Stated exercise:
Report the number of lines that hold the string "this". Leave out any other text.

Data provided:
---
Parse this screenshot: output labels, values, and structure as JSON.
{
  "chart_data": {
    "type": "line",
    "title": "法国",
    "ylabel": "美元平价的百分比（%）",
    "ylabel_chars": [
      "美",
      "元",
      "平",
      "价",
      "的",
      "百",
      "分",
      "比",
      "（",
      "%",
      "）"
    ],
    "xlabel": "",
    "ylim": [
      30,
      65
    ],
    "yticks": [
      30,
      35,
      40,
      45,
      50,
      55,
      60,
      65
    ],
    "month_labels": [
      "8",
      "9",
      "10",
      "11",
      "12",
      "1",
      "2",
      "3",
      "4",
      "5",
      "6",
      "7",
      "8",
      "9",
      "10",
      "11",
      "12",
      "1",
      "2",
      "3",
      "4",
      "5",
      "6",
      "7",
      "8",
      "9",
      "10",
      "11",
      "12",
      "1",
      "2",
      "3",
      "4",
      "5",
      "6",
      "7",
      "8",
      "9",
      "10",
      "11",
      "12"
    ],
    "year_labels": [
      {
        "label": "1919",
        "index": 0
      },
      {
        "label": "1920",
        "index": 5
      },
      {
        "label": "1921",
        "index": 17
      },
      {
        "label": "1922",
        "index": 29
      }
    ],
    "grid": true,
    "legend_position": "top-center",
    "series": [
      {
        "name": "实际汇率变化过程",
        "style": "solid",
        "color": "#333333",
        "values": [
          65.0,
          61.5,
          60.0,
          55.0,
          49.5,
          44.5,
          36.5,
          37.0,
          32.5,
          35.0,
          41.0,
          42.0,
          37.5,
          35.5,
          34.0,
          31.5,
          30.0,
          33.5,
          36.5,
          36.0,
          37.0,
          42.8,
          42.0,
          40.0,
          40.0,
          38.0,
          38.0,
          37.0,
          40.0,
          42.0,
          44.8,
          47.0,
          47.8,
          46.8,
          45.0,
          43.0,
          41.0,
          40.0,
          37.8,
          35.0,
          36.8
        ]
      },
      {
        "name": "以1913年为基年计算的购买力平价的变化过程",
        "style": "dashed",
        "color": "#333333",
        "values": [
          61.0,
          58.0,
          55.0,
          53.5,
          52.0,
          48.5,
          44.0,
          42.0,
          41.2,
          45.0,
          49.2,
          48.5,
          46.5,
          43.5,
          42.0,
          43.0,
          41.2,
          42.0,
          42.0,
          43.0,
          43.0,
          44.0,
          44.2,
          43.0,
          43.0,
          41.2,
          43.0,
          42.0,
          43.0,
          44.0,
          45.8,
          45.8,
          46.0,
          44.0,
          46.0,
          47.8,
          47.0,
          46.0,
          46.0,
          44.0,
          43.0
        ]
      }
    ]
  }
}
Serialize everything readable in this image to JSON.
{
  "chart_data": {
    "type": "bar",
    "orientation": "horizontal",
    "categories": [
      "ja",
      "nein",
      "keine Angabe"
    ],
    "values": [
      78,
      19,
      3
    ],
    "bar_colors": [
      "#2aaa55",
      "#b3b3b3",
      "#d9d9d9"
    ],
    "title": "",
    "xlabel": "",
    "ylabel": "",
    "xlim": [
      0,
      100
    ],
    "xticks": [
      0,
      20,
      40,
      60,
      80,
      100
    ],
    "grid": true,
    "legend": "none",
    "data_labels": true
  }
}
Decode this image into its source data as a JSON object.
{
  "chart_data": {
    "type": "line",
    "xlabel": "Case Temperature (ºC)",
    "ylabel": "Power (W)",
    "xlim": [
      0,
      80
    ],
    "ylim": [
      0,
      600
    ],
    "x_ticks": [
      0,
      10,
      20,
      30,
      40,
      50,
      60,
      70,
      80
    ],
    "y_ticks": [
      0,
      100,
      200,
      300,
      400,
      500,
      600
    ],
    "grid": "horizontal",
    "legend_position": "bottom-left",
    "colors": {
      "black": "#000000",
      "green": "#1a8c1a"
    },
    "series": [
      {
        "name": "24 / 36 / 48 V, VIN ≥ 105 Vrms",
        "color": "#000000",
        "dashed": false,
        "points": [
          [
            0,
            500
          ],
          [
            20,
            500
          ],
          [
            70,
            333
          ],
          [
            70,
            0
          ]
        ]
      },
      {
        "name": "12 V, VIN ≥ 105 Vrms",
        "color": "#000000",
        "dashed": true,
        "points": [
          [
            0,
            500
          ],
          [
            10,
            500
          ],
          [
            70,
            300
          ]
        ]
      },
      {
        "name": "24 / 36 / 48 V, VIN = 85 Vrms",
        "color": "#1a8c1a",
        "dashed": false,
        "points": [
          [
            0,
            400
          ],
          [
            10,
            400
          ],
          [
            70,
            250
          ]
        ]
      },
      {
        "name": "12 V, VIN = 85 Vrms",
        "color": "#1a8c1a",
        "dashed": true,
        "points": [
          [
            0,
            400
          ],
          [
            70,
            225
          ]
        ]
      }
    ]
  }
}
---
Correct answer:
3